* **Challenge**: Repeat every record below exactly as written.

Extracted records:
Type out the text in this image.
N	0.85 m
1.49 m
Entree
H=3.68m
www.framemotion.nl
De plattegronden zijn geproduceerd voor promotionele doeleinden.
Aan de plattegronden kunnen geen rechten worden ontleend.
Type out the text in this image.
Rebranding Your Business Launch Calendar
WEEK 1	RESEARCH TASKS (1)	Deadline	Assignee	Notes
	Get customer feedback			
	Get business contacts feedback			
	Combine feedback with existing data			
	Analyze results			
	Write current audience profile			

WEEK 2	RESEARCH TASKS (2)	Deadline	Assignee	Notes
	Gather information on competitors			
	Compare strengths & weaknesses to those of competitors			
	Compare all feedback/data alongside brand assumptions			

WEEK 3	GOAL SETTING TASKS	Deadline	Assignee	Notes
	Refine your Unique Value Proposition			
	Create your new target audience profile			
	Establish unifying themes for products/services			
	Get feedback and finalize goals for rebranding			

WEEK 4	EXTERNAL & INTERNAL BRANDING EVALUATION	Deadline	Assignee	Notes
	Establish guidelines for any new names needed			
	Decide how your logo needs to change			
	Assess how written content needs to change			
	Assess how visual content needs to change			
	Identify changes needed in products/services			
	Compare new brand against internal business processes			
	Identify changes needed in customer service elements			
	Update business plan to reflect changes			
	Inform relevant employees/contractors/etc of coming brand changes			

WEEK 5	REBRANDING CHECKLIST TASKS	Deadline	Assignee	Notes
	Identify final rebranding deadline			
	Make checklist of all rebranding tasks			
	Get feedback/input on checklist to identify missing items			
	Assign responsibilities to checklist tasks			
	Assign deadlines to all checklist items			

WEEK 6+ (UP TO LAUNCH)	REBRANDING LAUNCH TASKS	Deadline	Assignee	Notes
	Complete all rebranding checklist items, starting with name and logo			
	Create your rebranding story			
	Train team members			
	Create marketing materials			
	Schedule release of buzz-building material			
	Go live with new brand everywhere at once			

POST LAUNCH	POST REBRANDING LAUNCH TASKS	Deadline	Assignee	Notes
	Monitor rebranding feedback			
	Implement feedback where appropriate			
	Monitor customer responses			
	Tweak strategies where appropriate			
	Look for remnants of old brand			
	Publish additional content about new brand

* **Answer**:
Type out the text in this image.
N	0.85 m
1.49 m
Entree
H=3.68m
www.framemotion.nl
De plattegronden zijn geproduceerd voor promotionele doeleinden.
Aan de plattegronden kunnen geen rechten worden ontleend.
Type out the text in this image.
Rebranding Your Business Launch Calendar
WEEK 1	RESEARCH TASKS (1)	Deadline	Assignee	Notes
	Get customer feedback			
	Get business contacts feedback			
	Combine feedback with existing data			
	Analyze results			
	Write current audience profile			

WEEK 2	RESEARCH TASKS (2)	Deadline	Assignee	Notes
	Gather information on competitors			
	Compare strengths & weaknesses to those of competitors			
	Compare all feedback/data alongside brand assumptions			

WEEK 3	GOAL SETTING TASKS	Deadline	Assignee	Notes
	Refine your Unique Value Proposition			
	Create your new target audience profile			
	Establish unifying themes for products/services			
	Get feedback and finalize goals for rebranding			

WEEK 4	EXTERNAL & INTERNAL BRANDING EVALUATION	Deadline	Assignee	Notes
	Establish guidelines for any new names needed			
	Decide how your logo needs to change			
	Assess how written content needs to change			
	Assess how visual content needs to change			
	Identify changes needed in products/services			
	Compare new brand against internal business processes			
	Identify changes needed in customer service elements			
	Update business plan to reflect changes			
	Inform relevant employees/contractors/etc of coming brand changes			

WEEK 5	REBRANDING CHECKLIST TASKS	Deadline	Assignee	Notes
	Identify final rebranding deadline			
	Make checklist of all rebranding tasks			
	Get feedback/input on checklist to identify missing items			
	Assign responsibilities to checklist tasks			
	Assign deadlines to all checklist items			

WEEK 6+ (UP TO LAUNCH)	REBRANDING LAUNCH TASKS	Deadline	Assignee	Notes
	Complete all rebranding checklist items, starting with name and logo			
	Create your rebranding story			
	Train team members			
	Create marketing materials			
	Schedule release of buzz-building material			
	Go live with new brand everywhere at once			

POST LAUNCH	POST REBRANDING LAUNCH TASKS	Deadline	Assignee	Notes
	Monitor rebranding feedback			
	Implement feedback where appropriate			
	Monitor customer responses			
	Tweak strategies where appropriate			
	Look for remnants of old brand			
	Publish additional content about new brand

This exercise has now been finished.